─── Input ───

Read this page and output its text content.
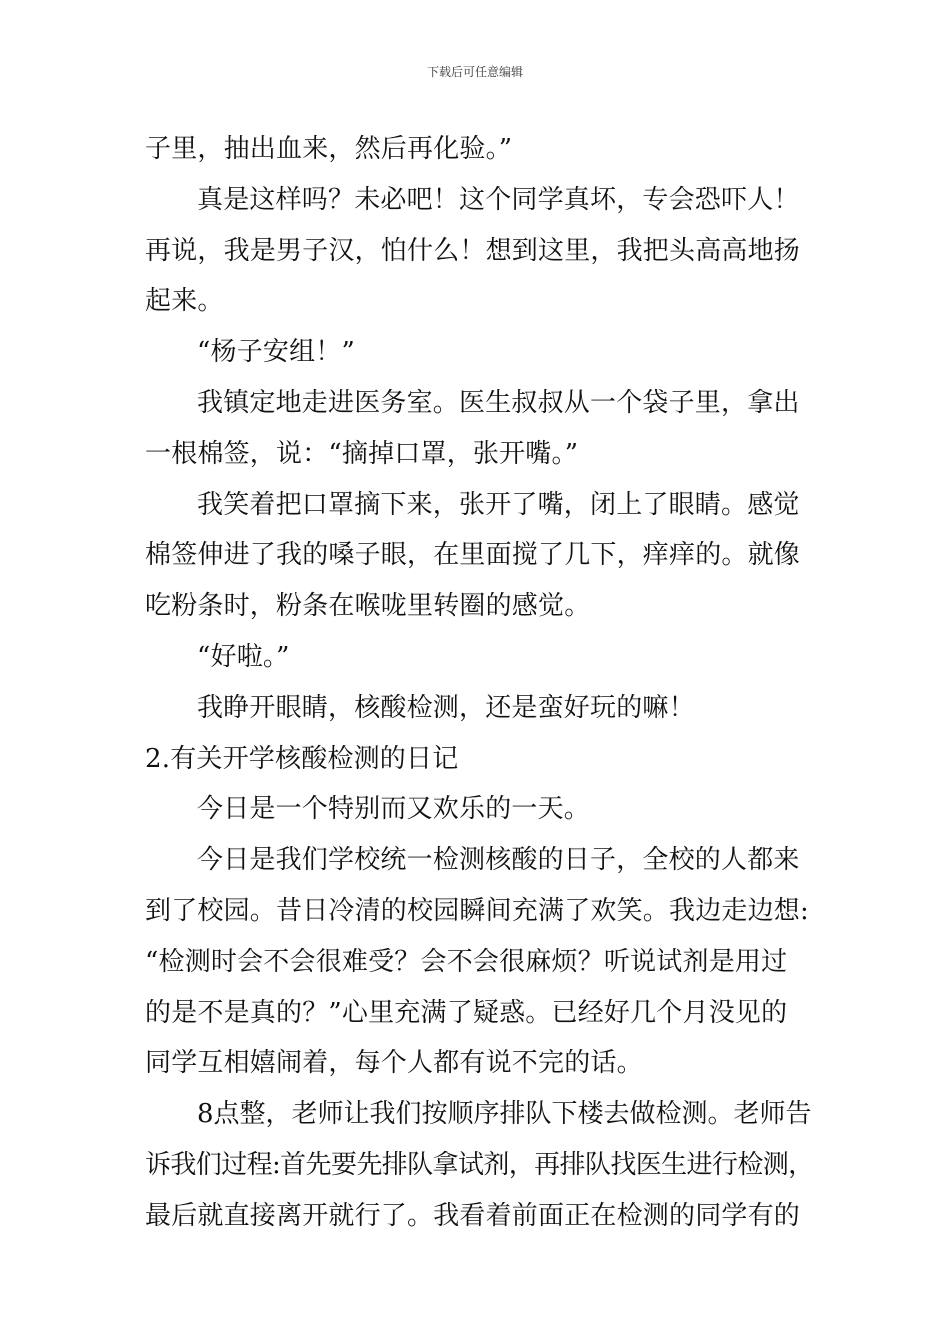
下载后可任意编辑
子里，抽出血来，然后再化验。”
真是这样吗？未必吧！这个同学真坏，专会恐吓人！
再说，我是男子汉，怕什么！想到这里，我把头高高地扬
起来。
“杨子安组！”
我镇定地走进医务室。医生叔叔从一个袋子里，拿出
一根棉签，说：“摘掉口罩，张开嘴。”
我笑着把口罩摘下来，张开了嘴，闭上了眼睛。感觉
棉签伸进了我的嗓子眼，在里面搅了几下，痒痒的。就像
吃粉条时，粉条在喉咙里转圈的感觉。
“好啦。”
我睁开眼睛，核酸检测，还是蛮好玩的嘛！
2.有关开学核酸检测的日记
今日是一个特别而又欢乐的一天。
今日是我们学校统一检测核酸的日子，全校的人都来
到了校园。昔日冷清的校园瞬间充满了欢笑。我边走边想:
“检测时会不会很难受？会不会很麻烦？听说试剂是用过
的是不是真的？”心里充满了疑惑。已经好几个月没见的
同学互相嬉闹着，每个人都有说不完的话。
8点整，老师让我们按顺序排队下楼去做检测。老师告
诉我们过程:首先要先排队拿试剂，再排队找医生进行检测，
最后就直接离开就行了。我看着前面正在检测的同学有的
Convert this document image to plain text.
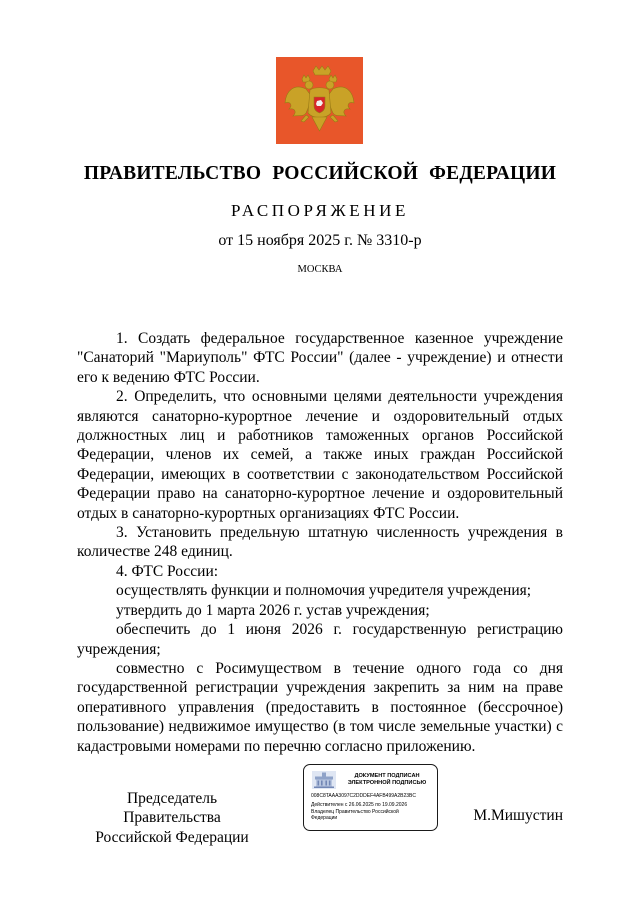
ПРАВИТЕЛЬСТВО РОССИЙСКОЙ ФЕДЕРАЦИИ
РАСПОРЯЖЕНИЕ
от 15 ноября 2025 г. № 3310-р
МОСКВА

1. Создать федеральное государственное казенное учреждение "Санаторий "Мариуполь" ФТС России" (далее - учреждение) и отнести его к ведению ФТС России.

2. Определить, что основными целями деятельности учреждения являются санаторно-курортное лечение и оздоровительный отдых должностных лиц и работников таможенных органов Российской Федерации, членов их семей, а также иных граждан Российской Федерации, имеющих в соответствии с законодательством Российской Федерации право на санаторно-курортное лечение и оздоровительный отдых в санаторно-курортных организациях ФТС России.

3. Установить предельную штатную численность учреждения в количестве 248 единиц.

4. ФТС России:

осуществлять функции и полномочия учредителя учреждения;

утвердить до 1 марта 2026 г. устав учреждения;

обеспечить до 1 июня 2026 г. государственную регистрацию учреждения;

совместно с Росимуществом в течение одного года со дня государственной регистрации учреждения закрепить за ним на праве оперативного управления (предоставить в постоянное (бессрочное) пользование) недвижимое имущество (в том числе земельные участки) с кадастровыми номерами по перечню согласно приложению.

Председатель Правительства
Российской Федерации
ДОКУМЕНТ ПОДПИСАН
ЭЛЕКТРОННОЙ ПОДПИСЬЮ
008C8TAAA3097C2DDDEF4AFB499A2B23BC
Действителен с 26.06.2025 по 19.09.2026
Владелец Правительство Российской
Федерации	М.Мишустин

───

● Objective
List every line above that contains the word "text".

● Full solution
Read this page and output its text content.
Convert this document image to plain text.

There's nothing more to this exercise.